(WRITTEN INSTRUCTION) Reproduce every entry exactly, without alteration.

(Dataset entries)
•••
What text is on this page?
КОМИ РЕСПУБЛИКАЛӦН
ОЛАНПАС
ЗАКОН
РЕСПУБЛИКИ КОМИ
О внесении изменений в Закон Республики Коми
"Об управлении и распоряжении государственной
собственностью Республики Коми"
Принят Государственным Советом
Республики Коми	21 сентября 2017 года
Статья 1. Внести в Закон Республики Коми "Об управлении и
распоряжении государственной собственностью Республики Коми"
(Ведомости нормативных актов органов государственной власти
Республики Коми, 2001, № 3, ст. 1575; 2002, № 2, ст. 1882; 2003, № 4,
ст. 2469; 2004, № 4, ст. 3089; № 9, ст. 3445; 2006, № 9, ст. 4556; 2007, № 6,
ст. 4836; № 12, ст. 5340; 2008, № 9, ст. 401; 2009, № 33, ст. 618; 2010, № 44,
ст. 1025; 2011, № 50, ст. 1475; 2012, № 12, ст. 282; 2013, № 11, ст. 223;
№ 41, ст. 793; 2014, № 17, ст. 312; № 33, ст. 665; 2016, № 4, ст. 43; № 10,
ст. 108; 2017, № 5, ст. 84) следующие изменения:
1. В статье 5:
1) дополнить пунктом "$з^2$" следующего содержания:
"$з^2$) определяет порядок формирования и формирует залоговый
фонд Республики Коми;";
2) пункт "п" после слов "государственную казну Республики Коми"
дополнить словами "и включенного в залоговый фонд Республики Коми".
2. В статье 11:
•••
(THE RESULT)
What text is on this page?
КОМИ РЕСПУБЛИКАЛӦН
ОЛАНПАС
ЗАКОН
РЕСПУБЛИКИ КОМИ
О внесении изменений в Закон Республики Коми
"Об управлении и распоряжении государственной
собственностью Республики Коми"
Принят Государственным Советом
Республики Коми	21 сентября 2017 года
Статья 1. Внести в Закон Республики Коми "Об управлении и
распоряжении государственной собственностью Республики Коми"
(Ведомости нормативных актов органов государственной власти
Республики Коми, 2001, № 3, ст. 1575; 2002, № 2, ст. 1882; 2003, № 4,
ст. 2469; 2004, № 4, ст. 3089; № 9, ст. 3445; 2006, № 9, ст. 4556; 2007, № 6,
ст. 4836; № 12, ст. 5340; 2008, № 9, ст. 401; 2009, № 33, ст. 618; 2010, № 44,
ст. 1025; 2011, № 50, ст. 1475; 2012, № 12, ст. 282; 2013, № 11, ст. 223;
№ 41, ст. 793; 2014, № 17, ст. 312; № 33, ст. 665; 2016, № 4, ст. 43; № 10,
ст. 108; 2017, № 5, ст. 84) следующие изменения:
1. В статье 5:
1) дополнить пунктом "$з^2$" следующего содержания:
"$з^2$) определяет порядок формирования и формирует залоговый
фонд Республики Коми;";
2) пункт "п" после слов "государственную казну Республики Коми"
дополнить словами "и включенного в залоговый фонд Республики Коми".
2. В статье 11:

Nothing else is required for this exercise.